WORK REQUIRED
Copy out the entries in full and with complete accuracy; pictures are excluded.

— Start of INFORMATION SUPPLIED —

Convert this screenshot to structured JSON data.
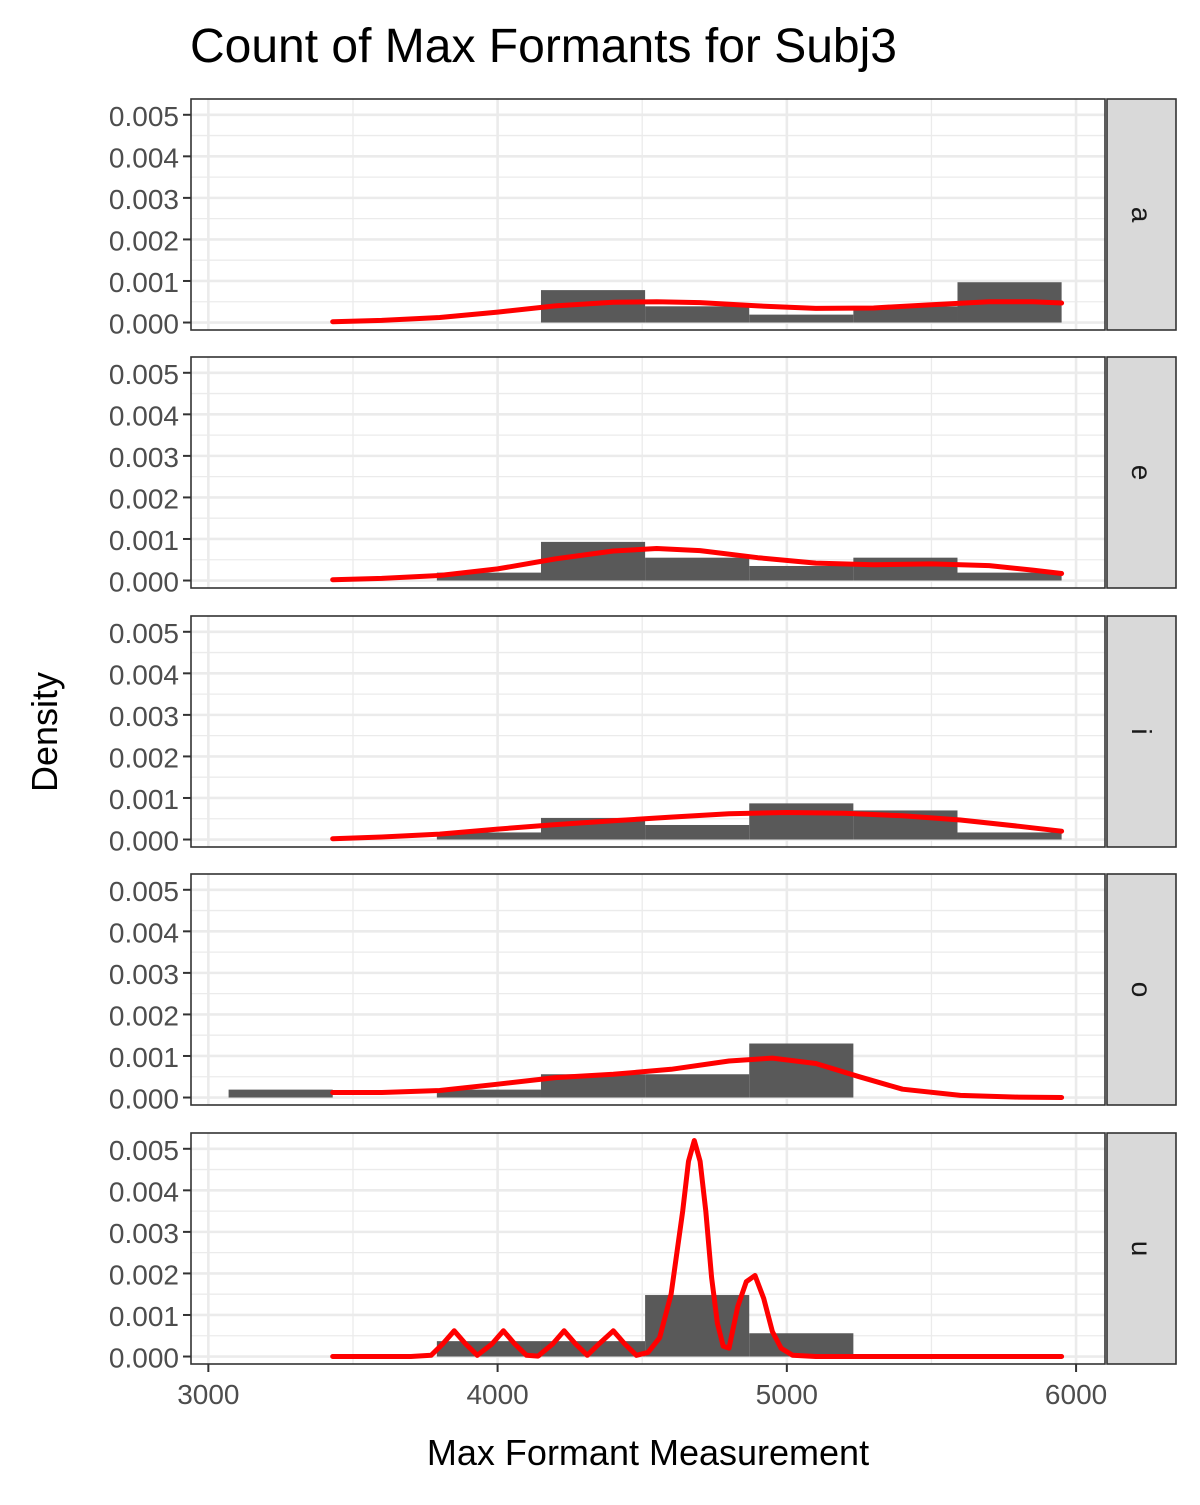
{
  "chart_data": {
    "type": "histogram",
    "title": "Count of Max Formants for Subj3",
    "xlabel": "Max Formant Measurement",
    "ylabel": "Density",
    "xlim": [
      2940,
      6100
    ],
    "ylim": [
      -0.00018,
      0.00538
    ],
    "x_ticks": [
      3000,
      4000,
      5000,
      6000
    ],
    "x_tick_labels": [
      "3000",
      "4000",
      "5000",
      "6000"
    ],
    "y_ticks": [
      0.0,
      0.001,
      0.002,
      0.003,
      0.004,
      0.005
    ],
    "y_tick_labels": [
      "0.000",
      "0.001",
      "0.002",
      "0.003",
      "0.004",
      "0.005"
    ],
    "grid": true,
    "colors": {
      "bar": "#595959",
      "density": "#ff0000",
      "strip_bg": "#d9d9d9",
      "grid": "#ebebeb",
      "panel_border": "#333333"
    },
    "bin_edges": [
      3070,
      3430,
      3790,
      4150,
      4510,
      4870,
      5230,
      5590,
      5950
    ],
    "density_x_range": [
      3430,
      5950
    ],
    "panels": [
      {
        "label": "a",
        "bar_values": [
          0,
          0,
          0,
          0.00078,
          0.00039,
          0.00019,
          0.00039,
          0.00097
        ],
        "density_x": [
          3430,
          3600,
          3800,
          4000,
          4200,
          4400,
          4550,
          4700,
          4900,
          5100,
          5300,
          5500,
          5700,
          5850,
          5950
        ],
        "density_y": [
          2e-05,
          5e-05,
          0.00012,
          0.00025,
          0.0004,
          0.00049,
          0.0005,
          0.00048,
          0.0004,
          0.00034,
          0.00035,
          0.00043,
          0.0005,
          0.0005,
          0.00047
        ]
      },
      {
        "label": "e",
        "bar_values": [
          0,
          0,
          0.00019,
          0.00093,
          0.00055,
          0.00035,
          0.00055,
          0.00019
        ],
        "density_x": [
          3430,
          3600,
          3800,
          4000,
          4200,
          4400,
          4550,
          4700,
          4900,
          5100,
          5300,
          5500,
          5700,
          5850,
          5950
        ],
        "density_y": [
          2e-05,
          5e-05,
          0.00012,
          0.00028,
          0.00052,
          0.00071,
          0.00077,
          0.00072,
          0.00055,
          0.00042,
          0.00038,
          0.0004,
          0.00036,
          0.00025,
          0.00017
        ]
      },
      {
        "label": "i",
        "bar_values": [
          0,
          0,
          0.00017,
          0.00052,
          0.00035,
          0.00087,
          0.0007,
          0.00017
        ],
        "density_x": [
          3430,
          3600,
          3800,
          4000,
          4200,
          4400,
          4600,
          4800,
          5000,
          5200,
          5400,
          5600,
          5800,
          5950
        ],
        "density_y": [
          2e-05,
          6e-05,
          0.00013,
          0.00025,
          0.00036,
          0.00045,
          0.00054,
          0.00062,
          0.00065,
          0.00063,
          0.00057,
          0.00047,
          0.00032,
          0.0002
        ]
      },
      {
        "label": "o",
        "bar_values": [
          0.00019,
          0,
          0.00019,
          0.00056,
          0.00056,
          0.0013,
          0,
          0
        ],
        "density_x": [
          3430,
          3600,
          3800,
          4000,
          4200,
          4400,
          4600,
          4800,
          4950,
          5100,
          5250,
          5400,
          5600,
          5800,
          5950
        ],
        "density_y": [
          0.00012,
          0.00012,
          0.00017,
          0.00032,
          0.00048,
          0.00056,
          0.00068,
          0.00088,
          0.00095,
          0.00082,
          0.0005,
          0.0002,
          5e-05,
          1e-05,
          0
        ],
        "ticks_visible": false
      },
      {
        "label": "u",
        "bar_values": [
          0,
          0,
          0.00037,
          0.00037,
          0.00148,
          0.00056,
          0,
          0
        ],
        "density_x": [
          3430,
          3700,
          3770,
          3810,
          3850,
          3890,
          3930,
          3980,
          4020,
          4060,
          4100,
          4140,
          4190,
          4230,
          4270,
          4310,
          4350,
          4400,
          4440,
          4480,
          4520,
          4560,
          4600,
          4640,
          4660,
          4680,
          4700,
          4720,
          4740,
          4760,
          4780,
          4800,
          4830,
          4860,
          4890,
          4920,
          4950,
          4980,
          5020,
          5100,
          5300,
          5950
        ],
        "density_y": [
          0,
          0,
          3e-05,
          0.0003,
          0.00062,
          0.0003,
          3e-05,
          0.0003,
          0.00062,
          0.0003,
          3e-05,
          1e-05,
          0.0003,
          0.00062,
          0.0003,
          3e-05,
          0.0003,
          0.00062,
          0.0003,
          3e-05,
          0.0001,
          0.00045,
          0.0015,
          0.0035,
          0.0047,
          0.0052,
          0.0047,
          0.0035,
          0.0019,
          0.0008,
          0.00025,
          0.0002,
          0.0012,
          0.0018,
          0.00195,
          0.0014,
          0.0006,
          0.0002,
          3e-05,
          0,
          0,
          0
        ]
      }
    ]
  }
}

— End of INFORMATION SUPPLIED —

OUTPUT FOR THIS TASK
Convert this screenshot to structured JSON data.
{
  "chart_data": {
    "type": "histogram",
    "title": "Count of Max Formants for Subj3",
    "xlabel": "Max Formant Measurement",
    "ylabel": "Density",
    "xlim": [
      2940,
      6100
    ],
    "ylim": [
      -0.00018,
      0.00538
    ],
    "x_ticks": [
      3000,
      4000,
      5000,
      6000
    ],
    "x_tick_labels": [
      "3000",
      "4000",
      "5000",
      "6000"
    ],
    "y_ticks": [
      0.0,
      0.001,
      0.002,
      0.003,
      0.004,
      0.005
    ],
    "y_tick_labels": [
      "0.000",
      "0.001",
      "0.002",
      "0.003",
      "0.004",
      "0.005"
    ],
    "grid": true,
    "colors": {
      "bar": "#595959",
      "density": "#ff0000",
      "strip_bg": "#d9d9d9",
      "grid": "#ebebeb",
      "panel_border": "#333333"
    },
    "bin_edges": [
      3070,
      3430,
      3790,
      4150,
      4510,
      4870,
      5230,
      5590,
      5950
    ],
    "density_x_range": [
      3430,
      5950
    ],
    "panels": [
      {
        "label": "a",
        "bar_values": [
          0,
          0,
          0,
          0.00078,
          0.00039,
          0.00019,
          0.00039,
          0.00097
        ],
        "density_x": [
          3430,
          3600,
          3800,
          4000,
          4200,
          4400,
          4550,
          4700,
          4900,
          5100,
          5300,
          5500,
          5700,
          5850,
          5950
        ],
        "density_y": [
          2e-05,
          5e-05,
          0.00012,
          0.00025,
          0.0004,
          0.00049,
          0.0005,
          0.00048,
          0.0004,
          0.00034,
          0.00035,
          0.00043,
          0.0005,
          0.0005,
          0.00047
        ]
      },
      {
        "label": "e",
        "bar_values": [
          0,
          0,
          0.00019,
          0.00093,
          0.00055,
          0.00035,
          0.00055,
          0.00019
        ],
        "density_x": [
          3430,
          3600,
          3800,
          4000,
          4200,
          4400,
          4550,
          4700,
          4900,
          5100,
          5300,
          5500,
          5700,
          5850,
          5950
        ],
        "density_y": [
          2e-05,
          5e-05,
          0.00012,
          0.00028,
          0.00052,
          0.00071,
          0.00077,
          0.00072,
          0.00055,
          0.00042,
          0.00038,
          0.0004,
          0.00036,
          0.00025,
          0.00017
        ]
      },
      {
        "label": "i",
        "bar_values": [
          0,
          0,
          0.00017,
          0.00052,
          0.00035,
          0.00087,
          0.0007,
          0.00017
        ],
        "density_x": [
          3430,
          3600,
          3800,
          4000,
          4200,
          4400,
          4600,
          4800,
          5000,
          5200,
          5400,
          5600,
          5800,
          5950
        ],
        "density_y": [
          2e-05,
          6e-05,
          0.00013,
          0.00025,
          0.00036,
          0.00045,
          0.00054,
          0.00062,
          0.00065,
          0.00063,
          0.00057,
          0.00047,
          0.00032,
          0.0002
        ]
      },
      {
        "label": "o",
        "bar_values": [
          0.00019,
          0,
          0.00019,
          0.00056,
          0.00056,
          0.0013,
          0,
          0
        ],
        "density_x": [
          3430,
          3600,
          3800,
          4000,
          4200,
          4400,
          4600,
          4800,
          4950,
          5100,
          5250,
          5400,
          5600,
          5800,
          5950
        ],
        "density_y": [
          0.00012,
          0.00012,
          0.00017,
          0.00032,
          0.00048,
          0.00056,
          0.00068,
          0.00088,
          0.00095,
          0.00082,
          0.0005,
          0.0002,
          5e-05,
          1e-05,
          0
        ],
        "ticks_visible": false
      },
      {
        "label": "u",
        "bar_values": [
          0,
          0,
          0.00037,
          0.00037,
          0.00148,
          0.00056,
          0,
          0
        ],
        "density_x": [
          3430,
          3700,
          3770,
          3810,
          3850,
          3890,
          3930,
          3980,
          4020,
          4060,
          4100,
          4140,
          4190,
          4230,
          4270,
          4310,
          4350,
          4400,
          4440,
          4480,
          4520,
          4560,
          4600,
          4640,
          4660,
          4680,
          4700,
          4720,
          4740,
          4760,
          4780,
          4800,
          4830,
          4860,
          4890,
          4920,
          4950,
          4980,
          5020,
          5100,
          5300,
          5950
        ],
        "density_y": [
          0,
          0,
          3e-05,
          0.0003,
          0.00062,
          0.0003,
          3e-05,
          0.0003,
          0.00062,
          0.0003,
          3e-05,
          1e-05,
          0.0003,
          0.00062,
          0.0003,
          3e-05,
          0.0003,
          0.00062,
          0.0003,
          3e-05,
          0.0001,
          0.00045,
          0.0015,
          0.0035,
          0.0047,
          0.0052,
          0.0047,
          0.0035,
          0.0019,
          0.0008,
          0.00025,
          0.0002,
          0.0012,
          0.0018,
          0.00195,
          0.0014,
          0.0006,
          0.0002,
          3e-05,
          0,
          0,
          0
        ]
      }
    ]
  }
}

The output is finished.